WRITTEN INSTRUCTION: Write out the records again, exactly, leaving none out.

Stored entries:
====================

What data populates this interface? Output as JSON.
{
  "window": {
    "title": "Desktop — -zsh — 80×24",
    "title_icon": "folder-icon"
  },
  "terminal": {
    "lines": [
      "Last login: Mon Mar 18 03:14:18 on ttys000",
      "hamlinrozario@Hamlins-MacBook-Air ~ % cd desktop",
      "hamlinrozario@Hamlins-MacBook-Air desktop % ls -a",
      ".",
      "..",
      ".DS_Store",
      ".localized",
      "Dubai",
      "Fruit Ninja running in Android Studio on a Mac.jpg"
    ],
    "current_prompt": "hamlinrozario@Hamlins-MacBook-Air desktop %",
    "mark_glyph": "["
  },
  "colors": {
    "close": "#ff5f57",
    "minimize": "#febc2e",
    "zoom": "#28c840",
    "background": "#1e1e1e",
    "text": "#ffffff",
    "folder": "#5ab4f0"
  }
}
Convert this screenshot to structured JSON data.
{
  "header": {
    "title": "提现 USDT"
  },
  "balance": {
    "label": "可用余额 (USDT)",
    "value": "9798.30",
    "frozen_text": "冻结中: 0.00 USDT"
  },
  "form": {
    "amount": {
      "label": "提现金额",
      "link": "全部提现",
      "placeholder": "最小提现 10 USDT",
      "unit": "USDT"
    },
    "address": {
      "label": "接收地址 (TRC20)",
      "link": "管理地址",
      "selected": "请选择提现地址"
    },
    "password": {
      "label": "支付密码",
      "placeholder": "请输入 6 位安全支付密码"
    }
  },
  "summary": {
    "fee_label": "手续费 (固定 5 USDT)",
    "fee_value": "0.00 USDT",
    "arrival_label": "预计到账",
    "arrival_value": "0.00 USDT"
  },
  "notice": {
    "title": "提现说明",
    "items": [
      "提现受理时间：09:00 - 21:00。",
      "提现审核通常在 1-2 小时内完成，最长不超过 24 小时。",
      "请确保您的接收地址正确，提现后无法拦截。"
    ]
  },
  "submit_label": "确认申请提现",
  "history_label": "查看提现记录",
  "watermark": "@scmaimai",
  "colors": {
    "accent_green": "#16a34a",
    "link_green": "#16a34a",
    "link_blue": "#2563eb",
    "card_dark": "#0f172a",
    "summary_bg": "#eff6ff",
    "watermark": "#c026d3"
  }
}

====================

WORKED SOLUTION:
What data populates this interface? Output as JSON.
{
  "window": {
    "title": "Desktop — -zsh — 80×24",
    "title_icon": "folder-icon"
  },
  "terminal": {
    "lines": [
      "Last login: Mon Mar 18 03:14:18 on ttys000",
      "hamlinrozario@Hamlins-MacBook-Air ~ % cd desktop",
      "hamlinrozario@Hamlins-MacBook-Air desktop % ls -a",
      ".",
      "..",
      ".DS_Store",
      ".localized",
      "Dubai",
      "Fruit Ninja running in Android Studio on a Mac.jpg"
    ],
    "current_prompt": "hamlinrozario@Hamlins-MacBook-Air desktop %",
    "mark_glyph": "["
  },
  "colors": {
    "close": "#ff5f57",
    "minimize": "#febc2e",
    "zoom": "#28c840",
    "background": "#1e1e1e",
    "text": "#ffffff",
    "folder": "#5ab4f0"
  }
}
Convert this screenshot to structured JSON data.
{
  "header": {
    "title": "提现 USDT"
  },
  "balance": {
    "label": "可用余额 (USDT)",
    "value": "9798.30",
    "frozen_text": "冻结中: 0.00 USDT"
  },
  "form": {
    "amount": {
      "label": "提现金额",
      "link": "全部提现",
      "placeholder": "最小提现 10 USDT",
      "unit": "USDT"
    },
    "address": {
      "label": "接收地址 (TRC20)",
      "link": "管理地址",
      "selected": "请选择提现地址"
    },
    "password": {
      "label": "支付密码",
      "placeholder": "请输入 6 位安全支付密码"
    }
  },
  "summary": {
    "fee_label": "手续费 (固定 5 USDT)",
    "fee_value": "0.00 USDT",
    "arrival_label": "预计到账",
    "arrival_value": "0.00 USDT"
  },
  "notice": {
    "title": "提现说明",
    "items": [
      "提现受理时间：09:00 - 21:00。",
      "提现审核通常在 1-2 小时内完成，最长不超过 24 小时。",
      "请确保您的接收地址正确，提现后无法拦截。"
    ]
  },
  "submit_label": "确认申请提现",
  "history_label": "查看提现记录",
  "watermark": "@scmaimai",
  "colors": {
    "accent_green": "#16a34a",
    "link_green": "#16a34a",
    "link_blue": "#2563eb",
    "card_dark": "#0f172a",
    "summary_bg": "#eff6ff",
    "watermark": "#c026d3"
  }
}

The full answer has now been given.